- [Record excerpts]:

┌──

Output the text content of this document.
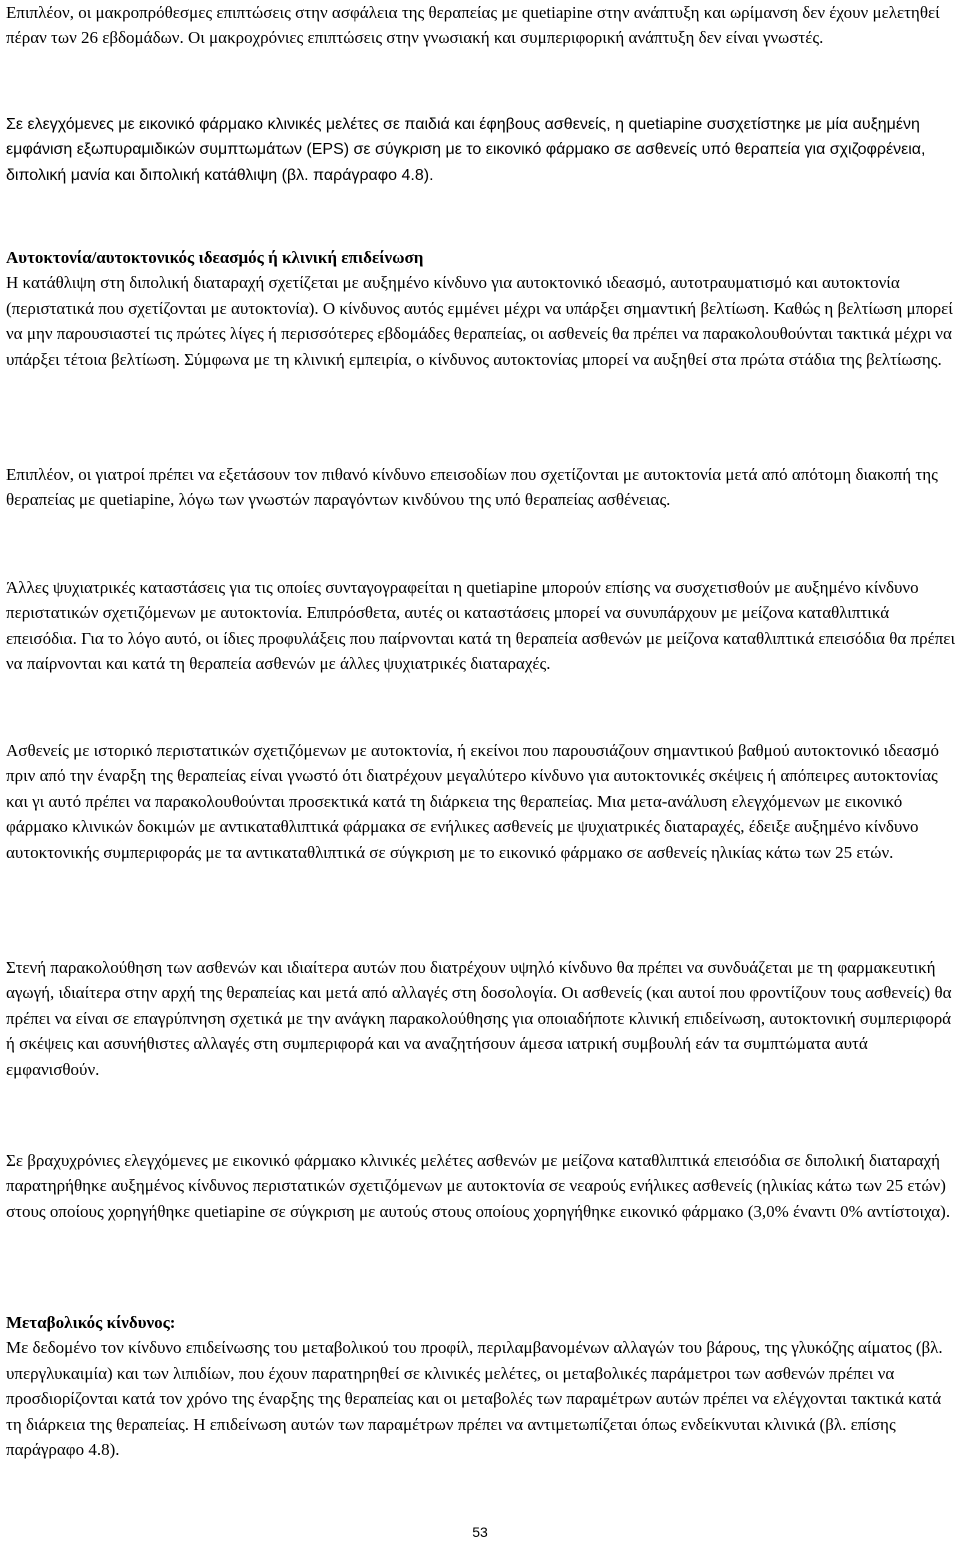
Επιπλέον, οι μακροπρόθεσμες επιπτώσεις στην ασφάλεια της θεραπείας με quetiapine στην ανάπτυξη και ωρίμανση δεν έχουν μελετηθεί πέραν των 26 εβδομάδων. Οι μακροχρόνιες επιπτώσεις στην γνωσιακή και συμπεριφορική ανάπτυξη δεν είναι γνωστές.

Σε ελεγχόμενες με εικονικό φάρμακο κλινικές μελέτες σε παιδιά και έφηβους ασθενείς, η quetiapine συσχετίστηκε με μία αυξημένη εμφάνιση εξωπυραμιδικών συμπτωμάτων (EPS) σε σύγκριση με το εικονικό φάρμακο σε ασθενείς υπό θεραπεία για σχιζοφρένεια, διπολική μανία και διπολική κατάθλιψη (βλ. παράγραφο 4.8).

Αυτοκτονία/αυτοκτονικός ιδεασμός ή κλινική επιδείνωση

Η κατάθλιψη στη διπολική διαταραχή σχετίζεται με αυξημένο κίνδυνο για αυτοκτονικό ιδεασμό, αυτοτραυματισμό και αυτοκτονία (περιστατικά που σχετίζονται με αυτοκτονία). Ο κίνδυνος αυτός εμμένει μέχρι να υπάρξει σημαντική βελτίωση. Καθώς η βελτίωση μπορεί να μην παρουσιαστεί τις πρώτες λίγες ή περισσότερες εβδομάδες θεραπείας, οι ασθενείς θα πρέπει να παρακολουθούνται τακτικά μέχρι να υπάρξει τέτοια βελτίωση. Σύμφωνα με τη κλινική εμπειρία, ο κίνδυνος αυτοκτονίας μπορεί να αυξηθεί στα πρώτα στάδια της βελτίωσης.

Επιπλέον, οι γιατροί πρέπει να εξετάσουν τον πιθανό κίνδυνο επεισοδίων που σχετίζονται με αυτοκτονία μετά από απότομη διακοπή της θεραπείας με quetiapine, λόγω των γνωστών παραγόντων κινδύνου της υπό θεραπείας ασθένειας.

Άλλες ψυχιατρικές καταστάσεις για τις οποίες συνταγογραφείται η quetiapine μπορούν επίσης να συσχετισθούν με αυξημένο κίνδυνο περιστατικών σχετιζόμενων με αυτοκτονία. Επιπρόσθετα, αυτές οι καταστάσεις μπορεί να συνυπάρχουν με μείζονα καταθλιπτικά επεισόδια. Για το λόγο αυτό, οι ίδιες προφυλάξεις που παίρνονται κατά τη θεραπεία ασθενών με μείζονα καταθλιπτικά επεισόδια θα πρέπει να παίρνονται και κατά τη θεραπεία ασθενών με άλλες ψυχιατρικές διαταραχές.

Ασθενείς με ιστορικό περιστατικών σχετιζόμενων με αυτοκτονία, ή εκείνοι που παρουσιάζουν σημαντικού βαθμού αυτοκτονικό ιδεασμό πριν από την έναρξη της θεραπείας είναι γνωστό ότι διατρέχουν μεγαλύτερο κίνδυνο για αυτοκτονικές σκέψεις ή απόπειρες αυτοκτονίας και γι αυτό πρέπει να παρακολουθούνται προσεκτικά κατά τη διάρκεια της θεραπείας. Μια μετα-ανάλυση ελεγχόμενων με εικονικό φάρμακο κλινικών δοκιμών με αντικαταθλιπτικά φάρμακα σε ενήλικες ασθενείς με ψυχιατρικές διαταραχές, έδειξε αυξημένο κίνδυνο αυτοκτονικής συμπεριφοράς με τα αντικαταθλιπτικά σε σύγκριση με το εικονικό φάρμακο σε ασθενείς ηλικίας κάτω των 25 ετών.

Στενή παρακολούθηση των ασθενών και ιδιαίτερα αυτών που διατρέχουν υψηλό κίνδυνο θα πρέπει να συνδυάζεται με τη φαρμακευτική αγωγή, ιδιαίτερα στην αρχή της θεραπείας και μετά από αλλαγές στη δοσολογία. Οι ασθενείς (και αυτοί που φροντίζουν τους ασθενείς) θα πρέπει να είναι σε επαγρύπνηση σχετικά με την ανάγκη παρακολούθησης για οποιαδήποτε κλινική επιδείνωση, αυτοκτονική συμπεριφορά ή σκέψεις και ασυνήθιστες αλλαγές στη συμπεριφορά και να αναζητήσουν άμεσα ιατρική συμβουλή εάν τα συμπτώματα αυτά εμφανισθούν.

Σε βραχυχρόνιες ελεγχόμενες με εικονικό φάρμακο κλινικές μελέτες ασθενών με μείζονα καταθλιπτικά επεισόδια σε διπολική διαταραχή παρατηρήθηκε αυξημένος κίνδυνος περιστατικών σχετιζόμενων με αυτοκτονία σε νεαρούς ενήλικες ασθενείς (ηλικίας κάτω των 25 ετών) στους οποίους χορηγήθηκε quetiapine σε σύγκριση με αυτούς στους οποίους χορηγήθηκε εικονικό φάρμακο (3,0% έναντι 0% αντίστοιχα).

Μεταβολικός κίνδυνος:

Με δεδομένο τον κίνδυνο επιδείνωσης του μεταβολικού του προφίλ, περιλαμβανομένων αλλαγών του βάρους, της γλυκόζης αίματος (βλ. υπεργλυκαιμία) και των λιπιδίων, που έχουν παρατηρηθεί σε κλινικές μελέτες, οι μεταβολικές παράμετροι των ασθενών πρέπει να προσδιορίζονται κατά τον χρόνο της έναρξης της θεραπείας και οι μεταβολές των παραμέτρων αυτών πρέπει να ελέγχονται τακτικά κατά τη διάρκεια της θεραπείας. Η επιδείνωση αυτών των παραμέτρων πρέπει να αντιμετωπίζεται όπως ενδείκνυται κλινικά (βλ. επίσης παράγραφο 4.8).

53
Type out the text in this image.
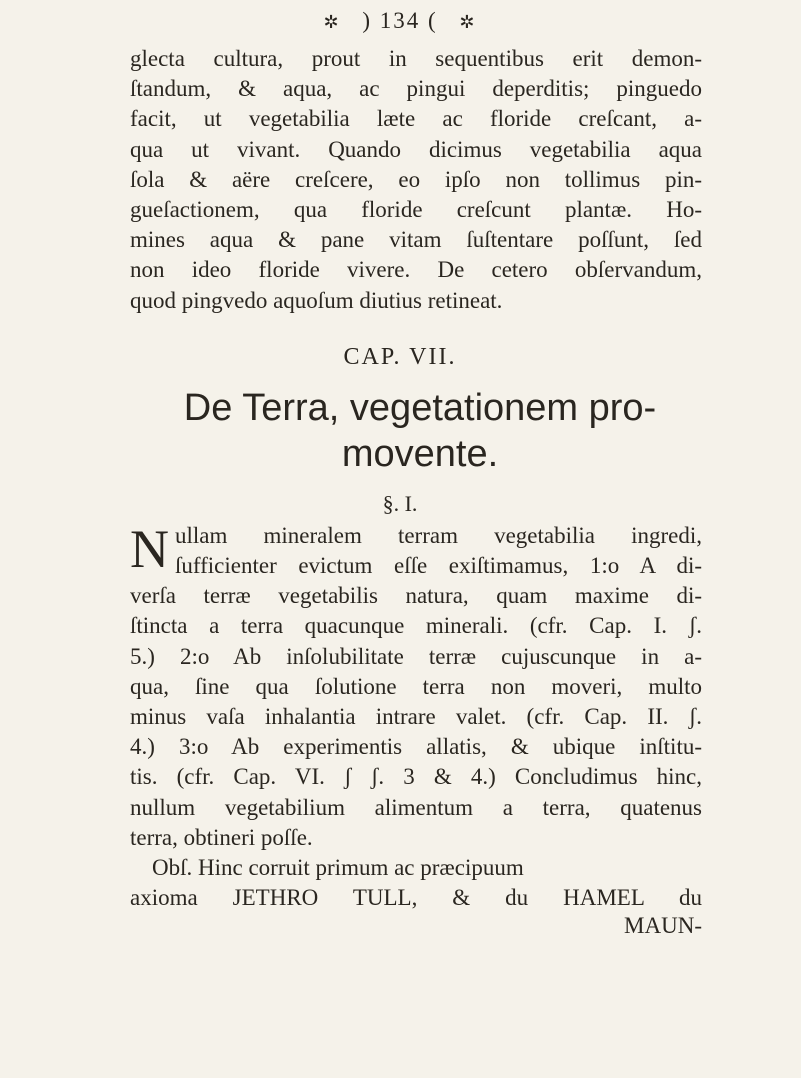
✲ ) 134 ( ✲

glecta cultura, prout in sequentibus erit demon-
ſtandum, & aqua, ac pingui deperditis; pinguedo
facit, ut vegetabilia læte ac floride creſcant, a-
qua ut vivant. Quando dicimus vegetabilia aqua
ſola & aëre creſcere, eo ipſo non tollimus pin-
gueſactionem, qua floride creſcunt plantæ. Ho-
mines aqua & pane vitam ſuſtentare poſſunt, ſed
non ideo floride vivere. De cetero obſervandum,
quod pingvedo aquoſum diutius retineat.

CAP. VII.
De Terra, vegetationem pro-
movente.
§. I.
N ullam mineralem terram vegetabilia ingredi,
ſufficienter evictum eſſe exiſtimamus, 1:o A di-
verſa terræ vegetabilis natura, quam maxime di-
ſtincta a terra quacunque minerali. (cfr. Cap. I. ʃ.
5.) 2:o Ab inſolubilitate terræ cujuscunque in a-
qua, ſine qua ſolutione terra non moveri, multo
minus vaſa inhalantia intrare valet. (cfr. Cap. II. ʃ.
4.) 3:o Ab experimentis allatis, & ubique inſtitu-
tis. (cfr. Cap. VI. ʃ ʃ. 3 & 4.) Concludimus hinc,
nullum vegetabilium alimentum a terra, quatenus
terra, obtineri poſſe.
Obſ. Hinc corruit primum ac præcipuum
axioma JETHRO TULL, & du HAMEL du

MAUN-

└──

- [Objective]: Look for "text" and pull out every line that has it.

- [Full answer]:
Output the text content of this document.
Type out the text in this image.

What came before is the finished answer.